_Records for the task_:
======

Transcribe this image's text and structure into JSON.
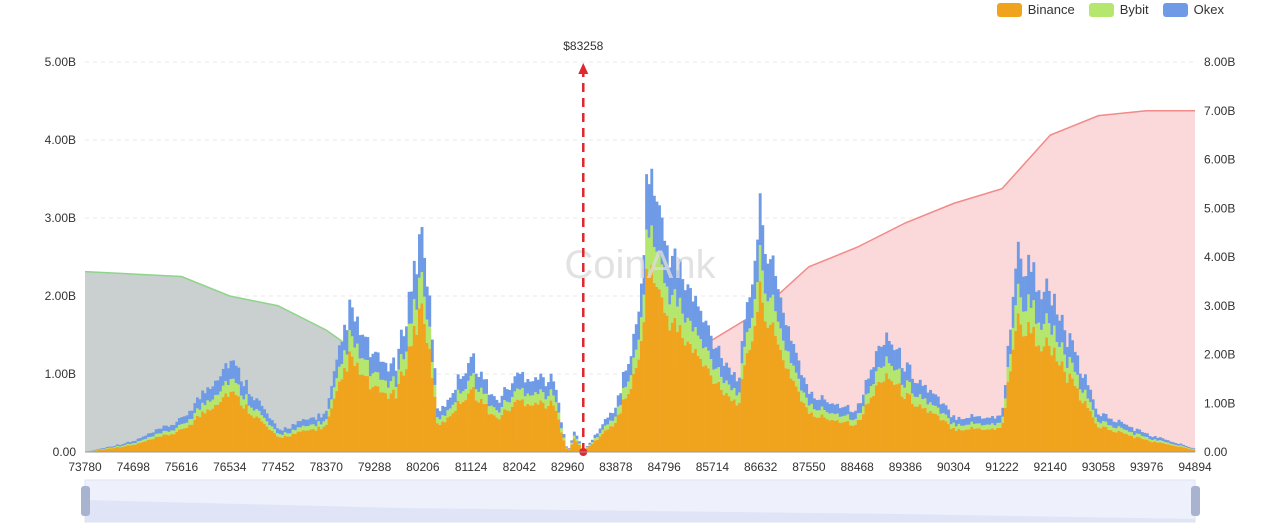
{
  "legend": {
    "items": [
      {
        "label": "Binance",
        "color": "#f0a41e"
      },
      {
        "label": "Bybit",
        "color": "#b5e66e"
      },
      {
        "label": "Okex",
        "color": "#6f9be6"
      }
    ]
  },
  "watermark": {
    "text": "CoinAnk"
  },
  "colors": {
    "binance": "#f0a41e",
    "bybit": "#b5e66e",
    "okex": "#6f9be6",
    "short_cumulative_fill": "#c6cdcc",
    "short_cumulative_line": "#8fd48a",
    "long_cumulative_fill": "#fbd6d8",
    "long_cumulative_line": "#f28a8a",
    "current_price_line": "#e0262e",
    "grid": "#e9e9e9"
  },
  "chart_data": {
    "type": "bar",
    "current_price": {
      "label": "$83258",
      "value": 83258
    },
    "x_ticks": [
      "73780",
      "74698",
      "75616",
      "76534",
      "77452",
      "78370",
      "79288",
      "80206",
      "81124",
      "82042",
      "82960",
      "83878",
      "84796",
      "85714",
      "86632",
      "87550",
      "88468",
      "89386",
      "90304",
      "91222",
      "92140",
      "93058",
      "93976",
      "94894"
    ],
    "xlim": [
      73780,
      94894
    ],
    "y_left": {
      "ticks": [
        "0.00",
        "1.00B",
        "2.00B",
        "3.00B",
        "4.00B",
        "5.00B"
      ],
      "range": [
        0,
        5.0
      ],
      "unit": "B"
    },
    "y_right": {
      "ticks": [
        "0.00",
        "1.00B",
        "2.00B",
        "3.00B",
        "4.00B",
        "5.00B",
        "6.00B",
        "7.00B",
        "8.00B"
      ],
      "range": [
        0,
        8.0
      ],
      "unit": "B"
    },
    "series_profile": {
      "x": [
        73780,
        74698,
        75616,
        76534,
        77452,
        78370,
        78800,
        79288,
        79700,
        80206,
        80500,
        81124,
        81600,
        82042,
        82700,
        82960,
        83100,
        83258,
        83878,
        84300,
        84500,
        84796,
        85714,
        86200,
        86632,
        86900,
        87550,
        88468,
        89000,
        89386,
        90304,
        91222,
        91500,
        92140,
        93058,
        93976,
        94894
      ],
      "total": [
        0.0,
        0.15,
        0.45,
        1.3,
        0.3,
        0.55,
        2.0,
        1.3,
        1.2,
        3.2,
        0.5,
        1.35,
        0.7,
        1.1,
        1.0,
        0.0,
        0.3,
        0.0,
        0.65,
        1.8,
        4.1,
        3.0,
        1.6,
        1.0,
        3.4,
        2.4,
        0.8,
        0.6,
        1.7,
        1.2,
        0.5,
        0.5,
        2.8,
        2.2,
        0.55,
        0.25,
        0.05
      ],
      "binance_share": 0.66,
      "bybit_share": 0.14
    },
    "short_cumulative": {
      "x": [
        73780,
        75616,
        76534,
        77452,
        78370,
        79288,
        80206,
        81124,
        82042,
        82960
      ],
      "y": [
        3.7,
        3.6,
        3.2,
        3.0,
        2.5,
        1.8,
        1.0,
        0.5,
        0.2,
        0.0
      ]
    },
    "long_cumulative": {
      "x": [
        83258,
        84300,
        84796,
        85714,
        86632,
        87550,
        88468,
        89386,
        90304,
        91222,
        92140,
        93058,
        93976,
        94894
      ],
      "y": [
        0.0,
        0.8,
        1.5,
        2.3,
        2.9,
        3.8,
        4.2,
        4.7,
        5.1,
        5.4,
        6.5,
        6.9,
        7.0,
        7.0
      ]
    },
    "grid": true,
    "legend_position": "top-right"
  }
}
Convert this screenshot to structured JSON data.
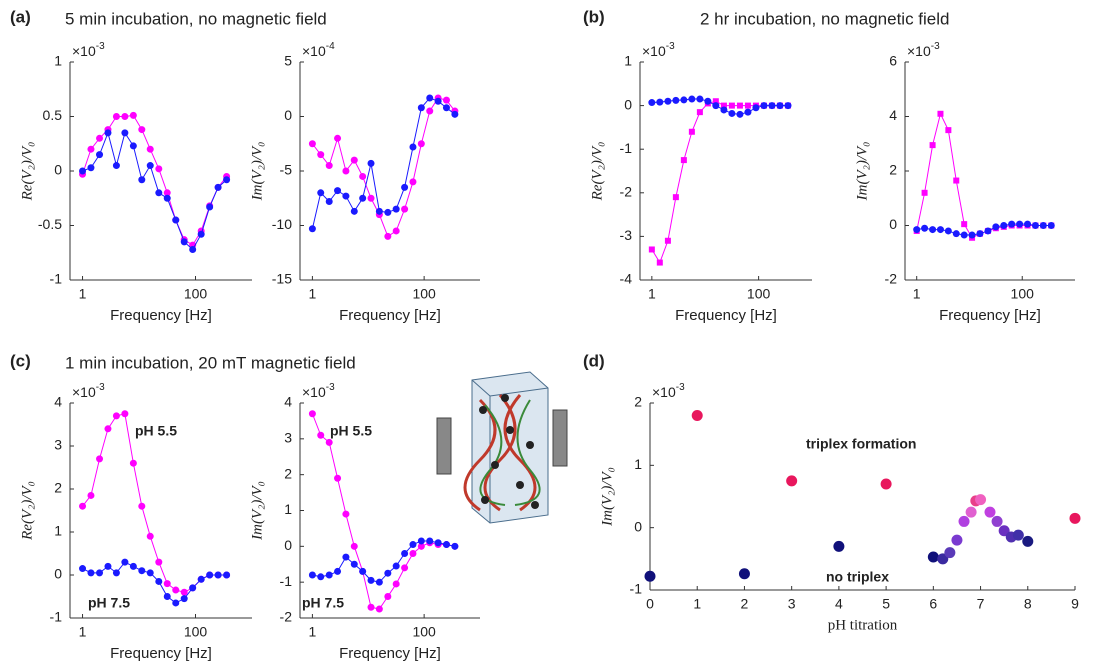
{
  "panels": [
    {
      "label": "(a)",
      "title": "5 min incubation, no magnetic field"
    },
    {
      "label": "(b)",
      "title": "2 hr incubation, no magnetic field"
    },
    {
      "label": "(c)",
      "title": "1 min incubation, 20 mT magnetic field"
    },
    {
      "label": "(d)"
    }
  ],
  "chart_data": [
    {
      "type": "line",
      "ylabel": "Re(V₂)/V₀",
      "y_multiplier": {
        "base": "×10",
        "exponent": "-3"
      },
      "xlabel": "Frequency [Hz]",
      "xscale": "log",
      "x": [
        1,
        1.41,
        2,
        2.82,
        3.98,
        5.62,
        7.94,
        11.2,
        15.8,
        22.4,
        31.6,
        44.7,
        63.1,
        89.1,
        126,
        178,
        251,
        355
      ],
      "xlim": [
        0.6,
        1000
      ],
      "xticks": [
        1,
        100
      ],
      "ylim": [
        -1,
        1
      ],
      "yticks": [
        -1,
        -0.5,
        0,
        0.5,
        1
      ],
      "series": [
        {
          "color": "#ff00ff",
          "marker": "circle",
          "values": [
            -0.03,
            0.2,
            0.3,
            0.38,
            0.5,
            0.5,
            0.51,
            0.38,
            0.2,
            0.02,
            -0.2,
            -0.45,
            -0.63,
            -0.68,
            -0.55,
            -0.32,
            -0.15,
            -0.05
          ]
        },
        {
          "color": "#1a1aff",
          "marker": "circle",
          "values": [
            0,
            0.03,
            0.15,
            0.35,
            0.05,
            0.35,
            0.23,
            -0.08,
            0.05,
            -0.2,
            -0.25,
            -0.45,
            -0.65,
            -0.72,
            -0.58,
            -0.33,
            -0.15,
            -0.08
          ]
        }
      ]
    },
    {
      "type": "line",
      "ylabel": "Im(V₂)/V₀",
      "y_multiplier": {
        "base": "×10",
        "exponent": "-4"
      },
      "xlabel": "Frequency [Hz]",
      "xscale": "log",
      "x": [
        1,
        1.41,
        2,
        2.82,
        3.98,
        5.62,
        7.94,
        11.2,
        15.8,
        22.4,
        31.6,
        44.7,
        63.1,
        89.1,
        126,
        178,
        251,
        355
      ],
      "xlim": [
        0.6,
        1000
      ],
      "xticks": [
        1,
        100
      ],
      "ylim": [
        -15,
        5
      ],
      "yticks": [
        -15,
        -10,
        -5,
        0,
        5
      ],
      "series": [
        {
          "color": "#ff00ff",
          "marker": "circle",
          "values": [
            -2.5,
            -3.5,
            -4.5,
            -2,
            -5,
            -4,
            -5.5,
            -7.5,
            -9,
            -11,
            -10.5,
            -8.5,
            -6,
            -2.5,
            0.5,
            1.7,
            1.5,
            0.5
          ]
        },
        {
          "color": "#1a1aff",
          "marker": "circle",
          "values": [
            -10.3,
            -7,
            -7.8,
            -6.8,
            -7.3,
            -8.7,
            -7.5,
            -4.3,
            -8.7,
            -8.8,
            -8.5,
            -6.5,
            -2.8,
            0.8,
            1.7,
            1.4,
            0.8,
            0.2
          ]
        }
      ]
    },
    {
      "type": "line",
      "ylabel": "Re(V₂)/V₀",
      "y_multiplier": {
        "base": "×10",
        "exponent": "-3"
      },
      "xlabel": "Frequency [Hz]",
      "xscale": "log",
      "x": [
        1,
        1.41,
        2,
        2.82,
        3.98,
        5.62,
        7.94,
        11.2,
        15.8,
        22.4,
        31.6,
        44.7,
        63.1,
        89.1,
        126,
        178,
        251,
        355
      ],
      "xlim": [
        0.6,
        1000
      ],
      "xticks": [
        1,
        100
      ],
      "ylim": [
        -4,
        1
      ],
      "yticks": [
        -4,
        -3,
        -2,
        -1,
        0,
        1
      ],
      "series": [
        {
          "color": "#ff00ff",
          "marker": "square",
          "values": [
            -3.3,
            -3.6,
            -3.1,
            -2.1,
            -1.25,
            -0.6,
            -0.15,
            0.05,
            0.1,
            0,
            0,
            0,
            0,
            0,
            0,
            0,
            0,
            0
          ]
        },
        {
          "color": "#1a1aff",
          "marker": "circle",
          "values": [
            0.07,
            0.08,
            0.1,
            0.12,
            0.13,
            0.15,
            0.15,
            0.1,
            0,
            -0.1,
            -0.18,
            -0.2,
            -0.15,
            -0.05,
            0,
            0,
            0,
            0
          ]
        }
      ]
    },
    {
      "type": "line",
      "ylabel": "Im(V₂)/V₀",
      "y_multiplier": {
        "base": "×10",
        "exponent": "-3"
      },
      "xlabel": "Frequency [Hz]",
      "xscale": "log",
      "x": [
        1,
        1.41,
        2,
        2.82,
        3.98,
        5.62,
        7.94,
        11.2,
        15.8,
        22.4,
        31.6,
        44.7,
        63.1,
        89.1,
        126,
        178,
        251,
        355
      ],
      "xlim": [
        0.6,
        1000
      ],
      "xticks": [
        1,
        100
      ],
      "ylim": [
        -2,
        6
      ],
      "yticks": [
        -2,
        0,
        2,
        4,
        6
      ],
      "series": [
        {
          "color": "#ff00ff",
          "marker": "square",
          "values": [
            -0.2,
            1.2,
            2.95,
            4.1,
            3.5,
            1.65,
            0.05,
            -0.45,
            -0.3,
            -0.2,
            -0.1,
            -0.05,
            0,
            0,
            0,
            0,
            0,
            0
          ]
        },
        {
          "color": "#1a1aff",
          "marker": "circle",
          "values": [
            -0.15,
            -0.1,
            -0.15,
            -0.15,
            -0.2,
            -0.3,
            -0.35,
            -0.35,
            -0.3,
            -0.2,
            -0.05,
            0,
            0.05,
            0.05,
            0.05,
            0,
            0,
            0
          ]
        }
      ]
    },
    {
      "type": "line",
      "ylabel": "Re(V₂)/V₀",
      "y_multiplier": {
        "base": "×10",
        "exponent": "-3"
      },
      "xlabel": "Frequency [Hz]",
      "xscale": "log",
      "x": [
        1,
        1.41,
        2,
        2.82,
        3.98,
        5.62,
        7.94,
        11.2,
        15.8,
        22.4,
        31.6,
        44.7,
        63.1,
        89.1,
        126,
        178,
        251,
        355
      ],
      "xlim": [
        0.6,
        1000
      ],
      "xticks": [
        1,
        100
      ],
      "ylim": [
        -1,
        4
      ],
      "yticks": [
        -1,
        0,
        1,
        2,
        3,
        4
      ],
      "series": [
        {
          "name": "pH 5.5",
          "color": "#ff00ff",
          "marker": "circle",
          "values": [
            1.6,
            1.85,
            2.7,
            3.4,
            3.7,
            3.75,
            2.6,
            1.6,
            0.9,
            0.3,
            -0.2,
            -0.35,
            -0.4,
            -0.3,
            -0.1,
            0,
            0,
            0
          ]
        },
        {
          "name": "pH 7.5",
          "color": "#1a1aff",
          "marker": "circle",
          "values": [
            0.15,
            0.05,
            0.05,
            0.2,
            0.05,
            0.3,
            0.2,
            0.1,
            0.05,
            -0.15,
            -0.5,
            -0.65,
            -0.55,
            -0.3,
            -0.1,
            0,
            0,
            0
          ]
        }
      ]
    },
    {
      "type": "line",
      "ylabel": "Im(V₂)/V₀",
      "y_multiplier": {
        "base": "×10",
        "exponent": "-3"
      },
      "xlabel": "Frequency [Hz]",
      "xscale": "log",
      "x": [
        1,
        1.41,
        2,
        2.82,
        3.98,
        5.62,
        7.94,
        11.2,
        15.8,
        22.4,
        31.6,
        44.7,
        63.1,
        89.1,
        126,
        178,
        251,
        355
      ],
      "xlim": [
        0.6,
        1000
      ],
      "xticks": [
        1,
        100
      ],
      "ylim": [
        -2,
        4
      ],
      "yticks": [
        -2,
        -1,
        0,
        1,
        2,
        3,
        4
      ],
      "series": [
        {
          "name": "pH 5.5",
          "color": "#ff00ff",
          "marker": "circle",
          "values": [
            3.7,
            3.1,
            2.9,
            1.9,
            0.9,
            0,
            -0.7,
            -1.7,
            -1.75,
            -1.4,
            -1.05,
            -0.6,
            -0.2,
            0,
            0.1,
            0.05,
            0.05,
            0
          ]
        },
        {
          "name": "pH 7.5",
          "color": "#1a1aff",
          "marker": "circle",
          "values": [
            -0.8,
            -0.85,
            -0.8,
            -0.7,
            -0.3,
            -0.5,
            -0.7,
            -0.95,
            -1,
            -0.75,
            -0.55,
            -0.2,
            0.05,
            0.15,
            0.15,
            0.1,
            0.05,
            0
          ]
        }
      ]
    },
    {
      "type": "scatter",
      "ylabel": "Im(V₂)/V₀",
      "y_multiplier": {
        "base": "×10",
        "exponent": "-3"
      },
      "xlabel": "pH titration",
      "x": [
        0,
        1,
        2,
        3,
        4,
        5,
        6,
        6.2,
        6.35,
        6.5,
        6.65,
        6.8,
        6.9,
        7,
        7.2,
        7.35,
        7.5,
        7.65,
        7.8,
        8,
        9
      ],
      "y": [
        -0.78,
        1.8,
        -0.74,
        0.75,
        -0.3,
        0.7,
        -0.47,
        -0.5,
        -0.4,
        -0.2,
        0.1,
        0.25,
        0.43,
        0.45,
        0.25,
        0.1,
        -0.05,
        -0.15,
        -0.12,
        -0.22,
        0.15
      ],
      "colors": [
        "#10107a",
        "#e8175d",
        "#10107a",
        "#e8175d",
        "#10107a",
        "#e8175d",
        "#10107a",
        "#3a2aa0",
        "#5a3ab8",
        "#7a3ad0",
        "#b040e0",
        "#e060d0",
        "#e8408a",
        "#f060c0",
        "#c040e0",
        "#9040d0",
        "#6a30c0",
        "#5030b0",
        "#4030a8",
        "#1a1a80",
        "#e8175d"
      ],
      "xlim": [
        0,
        9
      ],
      "xticks": [
        0,
        1,
        2,
        3,
        4,
        5,
        6,
        7,
        8,
        9
      ],
      "ylim": [
        -1,
        2
      ],
      "yticks": [
        -1,
        0,
        1,
        2
      ],
      "annotations": [
        {
          "text": "triplex formation",
          "color": "#e8175d"
        },
        {
          "text": "no triplex",
          "color": "#10107a"
        }
      ]
    }
  ]
}
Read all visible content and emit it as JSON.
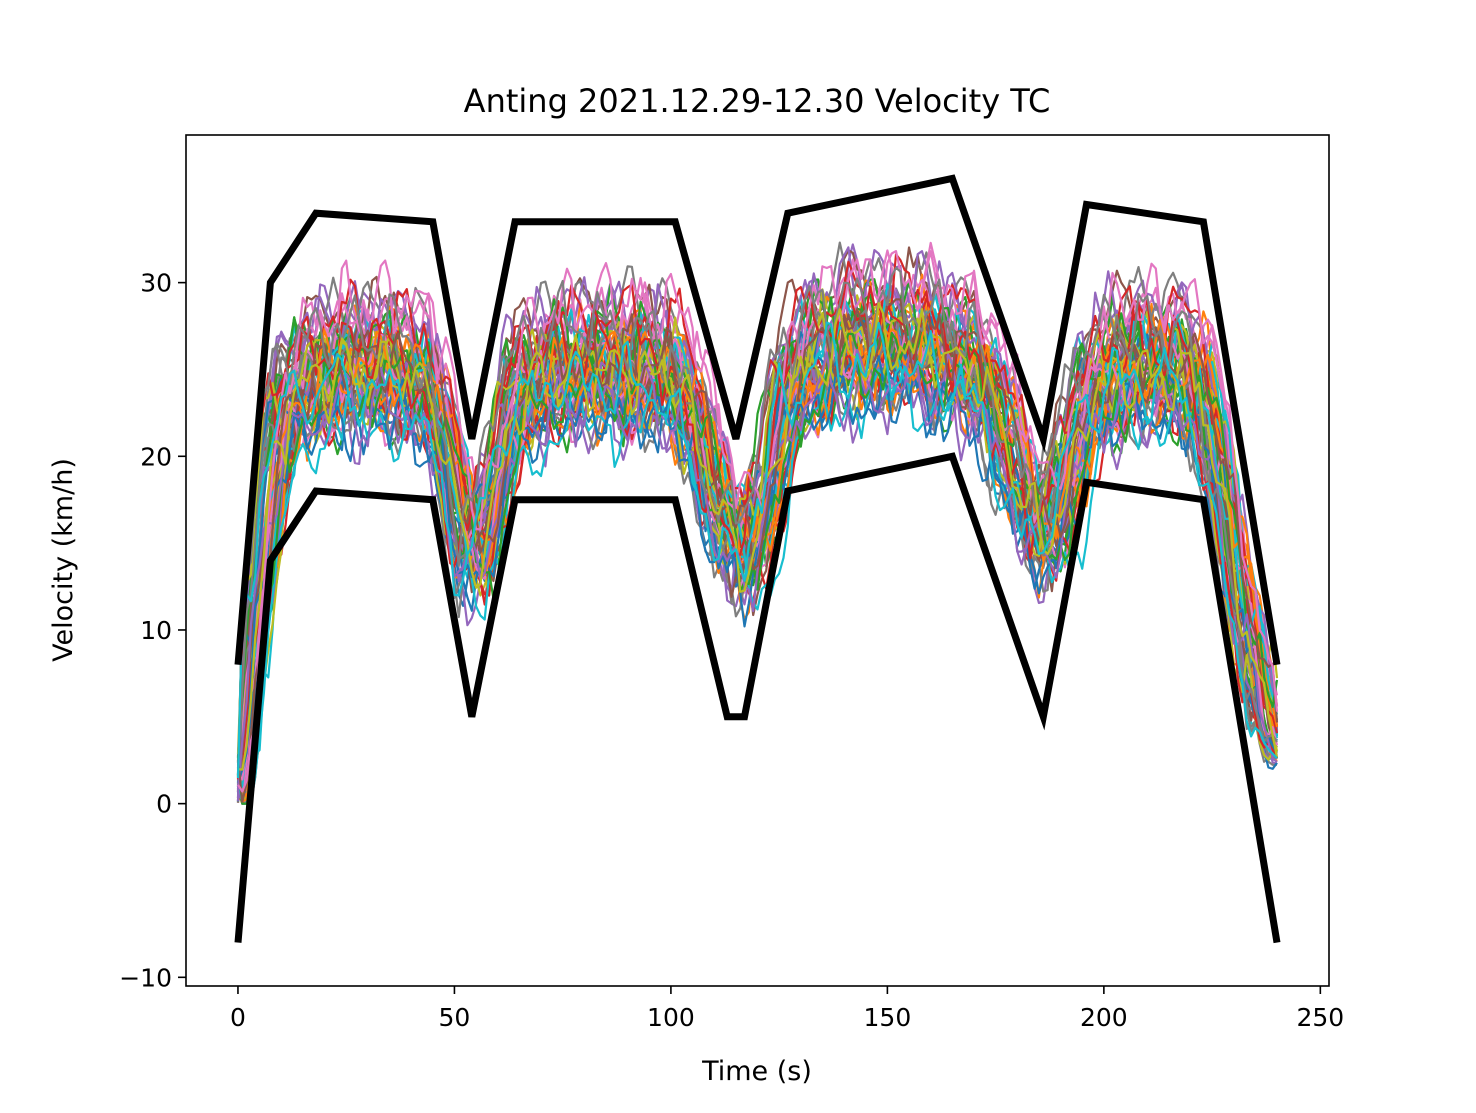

======

_Problem details_: Look over the material above and show each line where "magnetic" appears.

_Solution to this task_:
      "title": "5 min incubation, no magnetic field"
      "title": "2 hr incubation, no magnetic field"
      "title": "1 min incubation, 20 mT magnetic field"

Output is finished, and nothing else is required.